Stored data entries

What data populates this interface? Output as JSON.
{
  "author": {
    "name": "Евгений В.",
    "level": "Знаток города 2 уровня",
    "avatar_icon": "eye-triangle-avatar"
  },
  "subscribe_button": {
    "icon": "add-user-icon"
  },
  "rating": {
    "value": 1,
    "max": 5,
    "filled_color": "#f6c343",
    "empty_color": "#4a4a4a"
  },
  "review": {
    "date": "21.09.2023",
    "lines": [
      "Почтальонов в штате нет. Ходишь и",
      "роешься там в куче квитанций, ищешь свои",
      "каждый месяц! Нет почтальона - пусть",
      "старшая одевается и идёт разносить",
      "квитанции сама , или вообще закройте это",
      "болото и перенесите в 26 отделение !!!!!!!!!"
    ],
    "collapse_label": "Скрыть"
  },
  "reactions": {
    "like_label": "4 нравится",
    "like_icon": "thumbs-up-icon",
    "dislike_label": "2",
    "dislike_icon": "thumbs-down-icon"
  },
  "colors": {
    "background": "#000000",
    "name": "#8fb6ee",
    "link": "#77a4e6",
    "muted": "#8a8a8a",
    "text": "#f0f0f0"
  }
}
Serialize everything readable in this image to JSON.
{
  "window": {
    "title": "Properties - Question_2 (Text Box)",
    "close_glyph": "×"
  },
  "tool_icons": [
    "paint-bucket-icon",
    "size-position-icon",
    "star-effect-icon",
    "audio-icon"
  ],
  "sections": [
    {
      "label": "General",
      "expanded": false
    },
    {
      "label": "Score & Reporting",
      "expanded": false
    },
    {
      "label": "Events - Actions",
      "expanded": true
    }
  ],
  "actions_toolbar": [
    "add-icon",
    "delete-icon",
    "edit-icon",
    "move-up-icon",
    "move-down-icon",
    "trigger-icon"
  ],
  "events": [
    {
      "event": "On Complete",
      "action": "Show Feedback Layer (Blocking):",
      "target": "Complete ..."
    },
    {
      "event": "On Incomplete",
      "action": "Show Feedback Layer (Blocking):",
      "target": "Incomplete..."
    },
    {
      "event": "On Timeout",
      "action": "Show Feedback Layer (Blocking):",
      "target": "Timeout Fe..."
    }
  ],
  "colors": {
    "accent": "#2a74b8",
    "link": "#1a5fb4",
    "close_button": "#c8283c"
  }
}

### [What is being asked]
Copy every line of the records above that contains "target".

### [Written response]
      "target": "Complete ..."
      "target": "Incomplete..."
      "target": "Timeout Fe..."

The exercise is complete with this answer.